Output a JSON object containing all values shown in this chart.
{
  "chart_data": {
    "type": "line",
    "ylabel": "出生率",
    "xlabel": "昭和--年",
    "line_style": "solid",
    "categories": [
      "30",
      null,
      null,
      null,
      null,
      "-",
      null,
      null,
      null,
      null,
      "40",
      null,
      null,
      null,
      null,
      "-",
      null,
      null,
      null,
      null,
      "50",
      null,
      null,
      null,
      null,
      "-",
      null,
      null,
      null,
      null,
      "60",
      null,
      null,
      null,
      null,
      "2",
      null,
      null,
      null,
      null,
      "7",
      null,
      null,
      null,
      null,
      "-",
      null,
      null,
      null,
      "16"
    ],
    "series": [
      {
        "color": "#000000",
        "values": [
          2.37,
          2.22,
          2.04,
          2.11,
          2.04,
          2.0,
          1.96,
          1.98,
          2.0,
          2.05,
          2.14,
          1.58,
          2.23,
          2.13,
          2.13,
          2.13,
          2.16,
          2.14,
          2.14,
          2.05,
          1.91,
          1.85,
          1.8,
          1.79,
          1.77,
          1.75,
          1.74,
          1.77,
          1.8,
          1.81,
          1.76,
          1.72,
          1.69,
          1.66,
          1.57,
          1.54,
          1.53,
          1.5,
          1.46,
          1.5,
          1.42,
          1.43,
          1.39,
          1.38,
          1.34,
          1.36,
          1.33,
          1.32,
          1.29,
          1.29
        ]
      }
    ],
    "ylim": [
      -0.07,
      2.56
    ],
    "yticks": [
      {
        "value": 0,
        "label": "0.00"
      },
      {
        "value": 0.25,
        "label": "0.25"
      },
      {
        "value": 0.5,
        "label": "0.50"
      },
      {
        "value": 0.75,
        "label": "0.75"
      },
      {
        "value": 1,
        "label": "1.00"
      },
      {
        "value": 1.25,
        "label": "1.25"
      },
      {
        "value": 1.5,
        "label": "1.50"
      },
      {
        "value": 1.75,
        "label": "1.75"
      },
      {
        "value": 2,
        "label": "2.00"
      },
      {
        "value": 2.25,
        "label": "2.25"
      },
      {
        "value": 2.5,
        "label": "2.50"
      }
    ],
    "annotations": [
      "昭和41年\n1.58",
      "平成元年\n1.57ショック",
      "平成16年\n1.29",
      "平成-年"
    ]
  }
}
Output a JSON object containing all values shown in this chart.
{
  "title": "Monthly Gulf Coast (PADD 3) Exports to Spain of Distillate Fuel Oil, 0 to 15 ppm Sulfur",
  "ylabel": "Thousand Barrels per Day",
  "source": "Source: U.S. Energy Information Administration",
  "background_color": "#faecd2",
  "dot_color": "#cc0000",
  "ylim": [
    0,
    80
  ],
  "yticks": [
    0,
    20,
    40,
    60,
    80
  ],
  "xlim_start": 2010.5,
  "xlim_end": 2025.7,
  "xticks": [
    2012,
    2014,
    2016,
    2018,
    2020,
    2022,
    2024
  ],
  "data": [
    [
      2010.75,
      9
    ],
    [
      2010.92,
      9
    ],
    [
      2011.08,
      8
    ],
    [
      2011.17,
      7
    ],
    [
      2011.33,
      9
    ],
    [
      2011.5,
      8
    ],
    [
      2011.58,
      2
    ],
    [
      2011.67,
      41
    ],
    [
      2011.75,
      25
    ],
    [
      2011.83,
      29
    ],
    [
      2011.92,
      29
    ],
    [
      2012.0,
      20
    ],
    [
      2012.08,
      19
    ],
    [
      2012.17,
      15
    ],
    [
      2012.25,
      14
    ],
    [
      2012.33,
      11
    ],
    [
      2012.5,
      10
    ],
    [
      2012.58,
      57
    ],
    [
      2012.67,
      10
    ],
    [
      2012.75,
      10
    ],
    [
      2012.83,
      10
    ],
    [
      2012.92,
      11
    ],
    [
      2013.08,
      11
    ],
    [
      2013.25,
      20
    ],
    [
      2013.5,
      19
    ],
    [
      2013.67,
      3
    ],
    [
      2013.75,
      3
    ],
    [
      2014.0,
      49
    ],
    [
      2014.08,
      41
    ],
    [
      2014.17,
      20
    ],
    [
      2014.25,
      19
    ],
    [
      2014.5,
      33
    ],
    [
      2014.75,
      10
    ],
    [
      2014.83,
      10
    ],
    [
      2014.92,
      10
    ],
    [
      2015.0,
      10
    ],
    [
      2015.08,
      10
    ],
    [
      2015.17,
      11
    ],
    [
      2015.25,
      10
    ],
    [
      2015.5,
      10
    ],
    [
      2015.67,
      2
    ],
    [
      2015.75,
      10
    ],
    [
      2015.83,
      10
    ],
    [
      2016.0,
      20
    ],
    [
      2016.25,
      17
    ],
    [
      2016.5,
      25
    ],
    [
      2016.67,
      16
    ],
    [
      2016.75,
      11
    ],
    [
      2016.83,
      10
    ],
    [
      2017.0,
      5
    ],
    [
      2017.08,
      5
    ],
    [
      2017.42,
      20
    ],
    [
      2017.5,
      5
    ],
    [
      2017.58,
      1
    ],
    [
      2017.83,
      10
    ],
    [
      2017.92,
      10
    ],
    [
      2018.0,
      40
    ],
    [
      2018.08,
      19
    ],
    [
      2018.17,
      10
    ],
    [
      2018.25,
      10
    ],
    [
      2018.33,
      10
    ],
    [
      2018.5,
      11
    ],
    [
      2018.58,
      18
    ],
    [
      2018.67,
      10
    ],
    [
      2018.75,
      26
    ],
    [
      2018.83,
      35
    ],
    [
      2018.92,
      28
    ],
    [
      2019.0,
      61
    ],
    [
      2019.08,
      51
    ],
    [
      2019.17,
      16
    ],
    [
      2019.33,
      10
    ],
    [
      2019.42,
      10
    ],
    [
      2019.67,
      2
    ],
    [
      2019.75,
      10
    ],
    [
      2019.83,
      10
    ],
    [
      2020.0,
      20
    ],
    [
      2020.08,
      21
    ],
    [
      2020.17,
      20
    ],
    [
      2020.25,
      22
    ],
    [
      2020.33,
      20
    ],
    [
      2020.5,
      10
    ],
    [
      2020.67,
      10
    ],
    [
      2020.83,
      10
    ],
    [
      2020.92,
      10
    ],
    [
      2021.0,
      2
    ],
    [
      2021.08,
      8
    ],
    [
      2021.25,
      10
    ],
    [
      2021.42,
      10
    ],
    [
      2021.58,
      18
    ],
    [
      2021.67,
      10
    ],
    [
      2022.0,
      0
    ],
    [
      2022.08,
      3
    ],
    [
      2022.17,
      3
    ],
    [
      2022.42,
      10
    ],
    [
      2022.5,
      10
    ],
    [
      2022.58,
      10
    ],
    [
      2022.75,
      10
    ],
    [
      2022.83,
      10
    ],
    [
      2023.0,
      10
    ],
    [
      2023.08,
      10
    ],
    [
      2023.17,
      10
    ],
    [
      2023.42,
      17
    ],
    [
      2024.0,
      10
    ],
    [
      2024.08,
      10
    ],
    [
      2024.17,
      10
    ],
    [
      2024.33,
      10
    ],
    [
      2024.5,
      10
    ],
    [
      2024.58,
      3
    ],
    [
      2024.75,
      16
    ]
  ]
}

Exercise prompt: Repeat the data above exactly.

Written reply:
Output a JSON object containing all values shown in this chart.
{
  "chart_data": {
    "type": "line",
    "ylabel": "出生率",
    "xlabel": "昭和--年",
    "line_style": "solid",
    "categories": [
      "30",
      null,
      null,
      null,
      null,
      "-",
      null,
      null,
      null,
      null,
      "40",
      null,
      null,
      null,
      null,
      "-",
      null,
      null,
      null,
      null,
      "50",
      null,
      null,
      null,
      null,
      "-",
      null,
      null,
      null,
      null,
      "60",
      null,
      null,
      null,
      null,
      "2",
      null,
      null,
      null,
      null,
      "7",
      null,
      null,
      null,
      null,
      "-",
      null,
      null,
      null,
      "16"
    ],
    "series": [
      {
        "color": "#000000",
        "values": [
          2.37,
          2.22,
          2.04,
          2.11,
          2.04,
          2.0,
          1.96,
          1.98,
          2.0,
          2.05,
          2.14,
          1.58,
          2.23,
          2.13,
          2.13,
          2.13,
          2.16,
          2.14,
          2.14,
          2.05,
          1.91,
          1.85,
          1.8,
          1.79,
          1.77,
          1.75,
          1.74,
          1.77,
          1.8,
          1.81,
          1.76,
          1.72,
          1.69,
          1.66,
          1.57,
          1.54,
          1.53,
          1.5,
          1.46,
          1.5,
          1.42,
          1.43,
          1.39,
          1.38,
          1.34,
          1.36,
          1.33,
          1.32,
          1.29,
          1.29
        ]
      }
    ],
    "ylim": [
      -0.07,
      2.56
    ],
    "yticks": [
      {
        "value": 0,
        "label": "0.00"
      },
      {
        "value": 0.25,
        "label": "0.25"
      },
      {
        "value": 0.5,
        "label": "0.50"
      },
      {
        "value": 0.75,
        "label": "0.75"
      },
      {
        "value": 1,
        "label": "1.00"
      },
      {
        "value": 1.25,
        "label": "1.25"
      },
      {
        "value": 1.5,
        "label": "1.50"
      },
      {
        "value": 1.75,
        "label": "1.75"
      },
      {
        "value": 2,
        "label": "2.00"
      },
      {
        "value": 2.25,
        "label": "2.25"
      },
      {
        "value": 2.5,
        "label": "2.50"
      }
    ],
    "annotations": [
      "昭和41年\n1.58",
      "平成元年\n1.57ショック",
      "平成16年\n1.29",
      "平成-年"
    ]
  }
}
Output a JSON object containing all values shown in this chart.
{
  "title": "Monthly Gulf Coast (PADD 3) Exports to Spain of Distillate Fuel Oil, 0 to 15 ppm Sulfur",
  "ylabel": "Thousand Barrels per Day",
  "source": "Source: U.S. Energy Information Administration",
  "background_color": "#faecd2",
  "dot_color": "#cc0000",
  "ylim": [
    0,
    80
  ],
  "yticks": [
    0,
    20,
    40,
    60,
    80
  ],
  "xlim_start": 2010.5,
  "xlim_end": 2025.7,
  "xticks": [
    2012,
    2014,
    2016,
    2018,
    2020,
    2022,
    2024
  ],
  "data": [
    [
      2010.75,
      9
    ],
    [
      2010.92,
      9
    ],
    [
      2011.08,
      8
    ],
    [
      2011.17,
      7
    ],
    [
      2011.33,
      9
    ],
    [
      2011.5,
      8
    ],
    [
      2011.58,
      2
    ],
    [
      2011.67,
      41
    ],
    [
      2011.75,
      25
    ],
    [
      2011.83,
      29
    ],
    [
      2011.92,
      29
    ],
    [
      2012.0,
      20
    ],
    [
      2012.08,
      19
    ],
    [
      2012.17,
      15
    ],
    [
      2012.25,
      14
    ],
    [
      2012.33,
      11
    ],
    [
      2012.5,
      10
    ],
    [
      2012.58,
      57
    ],
    [
      2012.67,
      10
    ],
    [
      2012.75,
      10
    ],
    [
      2012.83,
      10
    ],
    [
      2012.92,
      11
    ],
    [
      2013.08,
      11
    ],
    [
      2013.25,
      20
    ],
    [
      2013.5,
      19
    ],
    [
      2013.67,
      3
    ],
    [
      2013.75,
      3
    ],
    [
      2014.0,
      49
    ],
    [
      2014.08,
      41
    ],
    [
      2014.17,
      20
    ],
    [
      2014.25,
      19
    ],
    [
      2014.5,
      33
    ],
    [
      2014.75,
      10
    ],
    [
      2014.83,
      10
    ],
    [
      2014.92,
      10
    ],
    [
      2015.0,
      10
    ],
    [
      2015.08,
      10
    ],
    [
      2015.17,
      11
    ],
    [
      2015.25,
      10
    ],
    [
      2015.5,
      10
    ],
    [
      2015.67,
      2
    ],
    [
      2015.75,
      10
    ],
    [
      2015.83,
      10
    ],
    [
      2016.0,
      20
    ],
    [
      2016.25,
      17
    ],
    [
      2016.5,
      25
    ],
    [
      2016.67,
      16
    ],
    [
      2016.75,
      11
    ],
    [
      2016.83,
      10
    ],
    [
      2017.0,
      5
    ],
    [
      2017.08,
      5
    ],
    [
      2017.42,
      20
    ],
    [
      2017.5,
      5
    ],
    [
      2017.58,
      1
    ],
    [
      2017.83,
      10
    ],
    [
      2017.92,
      10
    ],
    [
      2018.0,
      40
    ],
    [
      2018.08,
      19
    ],
    [
      2018.17,
      10
    ],
    [
      2018.25,
      10
    ],
    [
      2018.33,
      10
    ],
    [
      2018.5,
      11
    ],
    [
      2018.58,
      18
    ],
    [
      2018.67,
      10
    ],
    [
      2018.75,
      26
    ],
    [
      2018.83,
      35
    ],
    [
      2018.92,
      28
    ],
    [
      2019.0,
      61
    ],
    [
      2019.08,
      51
    ],
    [
      2019.17,
      16
    ],
    [
      2019.33,
      10
    ],
    [
      2019.42,
      10
    ],
    [
      2019.67,
      2
    ],
    [
      2019.75,
      10
    ],
    [
      2019.83,
      10
    ],
    [
      2020.0,
      20
    ],
    [
      2020.08,
      21
    ],
    [
      2020.17,
      20
    ],
    [
      2020.25,
      22
    ],
    [
      2020.33,
      20
    ],
    [
      2020.5,
      10
    ],
    [
      2020.67,
      10
    ],
    [
      2020.83,
      10
    ],
    [
      2020.92,
      10
    ],
    [
      2021.0,
      2
    ],
    [
      2021.08,
      8
    ],
    [
      2021.25,
      10
    ],
    [
      2021.42,
      10
    ],
    [
      2021.58,
      18
    ],
    [
      2021.67,
      10
    ],
    [
      2022.0,
      0
    ],
    [
      2022.08,
      3
    ],
    [
      2022.17,
      3
    ],
    [
      2022.42,
      10
    ],
    [
      2022.5,
      10
    ],
    [
      2022.58,
      10
    ],
    [
      2022.75,
      10
    ],
    [
      2022.83,
      10
    ],
    [
      2023.0,
      10
    ],
    [
      2023.08,
      10
    ],
    [
      2023.17,
      10
    ],
    [
      2023.42,
      17
    ],
    [
      2024.0,
      10
    ],
    [
      2024.08,
      10
    ],
    [
      2024.17,
      10
    ],
    [
      2024.33,
      10
    ],
    [
      2024.5,
      10
    ],
    [
      2024.58,
      3
    ],
    [
      2024.75,
      16
    ]
  ]
}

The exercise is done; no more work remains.